#### Your task:
Identify every line containing the word "Spectrum" and reproduce each one.

----------

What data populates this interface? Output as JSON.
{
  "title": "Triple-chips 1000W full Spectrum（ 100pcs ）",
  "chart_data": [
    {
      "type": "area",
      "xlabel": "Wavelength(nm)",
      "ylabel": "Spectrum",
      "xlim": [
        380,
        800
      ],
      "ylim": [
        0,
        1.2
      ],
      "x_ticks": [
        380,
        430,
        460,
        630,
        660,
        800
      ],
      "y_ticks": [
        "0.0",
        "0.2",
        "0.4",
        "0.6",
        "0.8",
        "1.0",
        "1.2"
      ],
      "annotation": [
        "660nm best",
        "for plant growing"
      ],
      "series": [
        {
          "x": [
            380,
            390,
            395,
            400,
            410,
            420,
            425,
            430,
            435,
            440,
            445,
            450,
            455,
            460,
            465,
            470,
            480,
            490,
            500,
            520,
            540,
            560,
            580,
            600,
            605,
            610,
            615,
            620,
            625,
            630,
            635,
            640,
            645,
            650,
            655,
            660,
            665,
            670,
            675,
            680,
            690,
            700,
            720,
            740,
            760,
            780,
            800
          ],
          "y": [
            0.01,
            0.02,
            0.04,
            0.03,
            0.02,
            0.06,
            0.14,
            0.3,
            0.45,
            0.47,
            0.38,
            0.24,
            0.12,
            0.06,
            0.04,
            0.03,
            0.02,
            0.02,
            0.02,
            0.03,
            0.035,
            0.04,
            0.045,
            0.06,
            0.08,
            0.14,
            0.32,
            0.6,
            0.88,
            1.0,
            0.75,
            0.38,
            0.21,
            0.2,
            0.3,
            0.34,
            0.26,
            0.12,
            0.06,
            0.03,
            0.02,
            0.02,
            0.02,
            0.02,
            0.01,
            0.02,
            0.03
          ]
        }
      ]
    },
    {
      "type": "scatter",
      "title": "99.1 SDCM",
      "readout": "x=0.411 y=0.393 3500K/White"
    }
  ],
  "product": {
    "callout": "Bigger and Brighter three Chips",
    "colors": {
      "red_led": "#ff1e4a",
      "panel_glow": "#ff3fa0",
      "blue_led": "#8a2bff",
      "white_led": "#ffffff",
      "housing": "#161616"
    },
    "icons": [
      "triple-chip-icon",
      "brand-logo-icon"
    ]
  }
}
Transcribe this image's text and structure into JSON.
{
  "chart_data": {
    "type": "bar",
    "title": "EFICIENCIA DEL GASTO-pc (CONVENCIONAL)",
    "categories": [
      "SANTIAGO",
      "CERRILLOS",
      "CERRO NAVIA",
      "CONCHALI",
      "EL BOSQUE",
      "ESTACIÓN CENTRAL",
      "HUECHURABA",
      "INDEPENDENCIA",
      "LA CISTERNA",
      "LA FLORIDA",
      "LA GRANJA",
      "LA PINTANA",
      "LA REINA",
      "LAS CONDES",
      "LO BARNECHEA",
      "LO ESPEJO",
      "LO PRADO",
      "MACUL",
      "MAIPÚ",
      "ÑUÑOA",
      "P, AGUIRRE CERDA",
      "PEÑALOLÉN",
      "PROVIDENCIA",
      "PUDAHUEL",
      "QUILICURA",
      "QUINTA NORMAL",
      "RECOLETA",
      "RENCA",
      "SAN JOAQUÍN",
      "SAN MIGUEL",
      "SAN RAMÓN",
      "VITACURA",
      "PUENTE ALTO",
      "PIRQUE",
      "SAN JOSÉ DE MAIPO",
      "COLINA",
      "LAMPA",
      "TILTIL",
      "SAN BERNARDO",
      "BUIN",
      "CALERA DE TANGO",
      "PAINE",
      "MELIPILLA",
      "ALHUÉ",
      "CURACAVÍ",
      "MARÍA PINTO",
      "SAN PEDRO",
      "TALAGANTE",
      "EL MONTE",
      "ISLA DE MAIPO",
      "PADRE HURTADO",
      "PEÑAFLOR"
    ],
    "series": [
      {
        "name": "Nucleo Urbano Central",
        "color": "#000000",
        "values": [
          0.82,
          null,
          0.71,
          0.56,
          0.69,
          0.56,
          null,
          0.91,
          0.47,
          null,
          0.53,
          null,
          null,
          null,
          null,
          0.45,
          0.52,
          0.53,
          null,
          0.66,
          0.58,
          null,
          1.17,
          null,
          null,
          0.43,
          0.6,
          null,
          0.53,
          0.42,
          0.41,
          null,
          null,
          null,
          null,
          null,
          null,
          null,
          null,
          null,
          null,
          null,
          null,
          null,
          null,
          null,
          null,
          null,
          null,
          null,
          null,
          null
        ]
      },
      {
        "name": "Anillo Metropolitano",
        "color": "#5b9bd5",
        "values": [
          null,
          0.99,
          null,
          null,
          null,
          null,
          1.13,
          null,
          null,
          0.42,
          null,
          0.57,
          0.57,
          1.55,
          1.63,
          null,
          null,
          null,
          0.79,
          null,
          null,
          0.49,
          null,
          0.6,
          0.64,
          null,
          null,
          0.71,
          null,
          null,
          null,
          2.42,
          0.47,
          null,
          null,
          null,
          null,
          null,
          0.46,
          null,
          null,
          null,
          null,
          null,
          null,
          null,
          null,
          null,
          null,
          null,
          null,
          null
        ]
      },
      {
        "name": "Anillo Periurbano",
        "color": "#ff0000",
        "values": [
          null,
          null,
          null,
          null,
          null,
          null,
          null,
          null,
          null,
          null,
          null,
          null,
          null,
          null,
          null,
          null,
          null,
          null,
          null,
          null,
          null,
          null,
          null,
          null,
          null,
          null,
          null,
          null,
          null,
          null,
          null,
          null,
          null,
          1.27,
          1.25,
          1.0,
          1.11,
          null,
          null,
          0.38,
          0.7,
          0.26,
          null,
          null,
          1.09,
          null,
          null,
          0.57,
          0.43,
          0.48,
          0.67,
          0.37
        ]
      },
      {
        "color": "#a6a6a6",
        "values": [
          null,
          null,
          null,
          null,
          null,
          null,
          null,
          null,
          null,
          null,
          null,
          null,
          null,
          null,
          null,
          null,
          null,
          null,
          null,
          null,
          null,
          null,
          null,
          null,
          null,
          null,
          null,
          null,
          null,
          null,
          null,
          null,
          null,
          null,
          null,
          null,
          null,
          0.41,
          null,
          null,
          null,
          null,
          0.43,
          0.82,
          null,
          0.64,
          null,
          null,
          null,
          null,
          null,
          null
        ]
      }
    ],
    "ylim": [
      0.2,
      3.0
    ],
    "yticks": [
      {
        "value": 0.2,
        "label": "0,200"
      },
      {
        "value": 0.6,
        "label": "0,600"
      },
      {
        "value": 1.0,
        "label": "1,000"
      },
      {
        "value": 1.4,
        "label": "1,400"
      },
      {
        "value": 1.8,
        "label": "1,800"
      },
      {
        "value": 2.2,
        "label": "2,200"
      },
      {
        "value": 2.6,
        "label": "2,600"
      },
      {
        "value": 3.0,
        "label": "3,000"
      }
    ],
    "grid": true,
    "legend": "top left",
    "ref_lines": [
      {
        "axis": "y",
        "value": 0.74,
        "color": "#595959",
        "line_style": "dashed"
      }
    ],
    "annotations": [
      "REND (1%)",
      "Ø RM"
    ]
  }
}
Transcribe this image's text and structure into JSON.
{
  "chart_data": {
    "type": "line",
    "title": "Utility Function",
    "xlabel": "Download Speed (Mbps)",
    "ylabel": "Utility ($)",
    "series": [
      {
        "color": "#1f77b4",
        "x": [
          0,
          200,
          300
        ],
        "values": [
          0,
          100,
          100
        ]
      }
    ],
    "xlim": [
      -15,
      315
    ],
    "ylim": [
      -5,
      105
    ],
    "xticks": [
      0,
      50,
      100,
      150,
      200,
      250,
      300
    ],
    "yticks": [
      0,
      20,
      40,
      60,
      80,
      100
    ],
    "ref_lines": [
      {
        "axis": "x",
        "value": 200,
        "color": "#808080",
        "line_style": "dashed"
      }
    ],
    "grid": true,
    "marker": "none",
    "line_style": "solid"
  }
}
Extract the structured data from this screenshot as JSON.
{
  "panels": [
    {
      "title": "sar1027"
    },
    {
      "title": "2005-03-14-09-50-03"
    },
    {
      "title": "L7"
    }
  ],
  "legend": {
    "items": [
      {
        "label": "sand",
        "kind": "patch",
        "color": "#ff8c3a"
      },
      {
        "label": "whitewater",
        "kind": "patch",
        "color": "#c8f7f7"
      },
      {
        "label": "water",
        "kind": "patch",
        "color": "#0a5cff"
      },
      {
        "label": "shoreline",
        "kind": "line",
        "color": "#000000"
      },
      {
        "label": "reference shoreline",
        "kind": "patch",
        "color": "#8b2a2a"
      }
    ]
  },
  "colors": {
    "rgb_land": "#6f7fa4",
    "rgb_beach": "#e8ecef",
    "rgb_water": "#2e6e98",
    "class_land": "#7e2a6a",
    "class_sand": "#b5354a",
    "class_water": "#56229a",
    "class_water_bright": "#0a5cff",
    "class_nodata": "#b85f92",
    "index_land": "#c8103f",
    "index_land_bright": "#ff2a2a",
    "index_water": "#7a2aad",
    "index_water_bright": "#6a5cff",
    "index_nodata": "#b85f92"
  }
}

----------

#### Response:
  "title": "Triple-chips 1000W full Spectrum（ 100pcs ）",
      "ylabel": "Spectrum",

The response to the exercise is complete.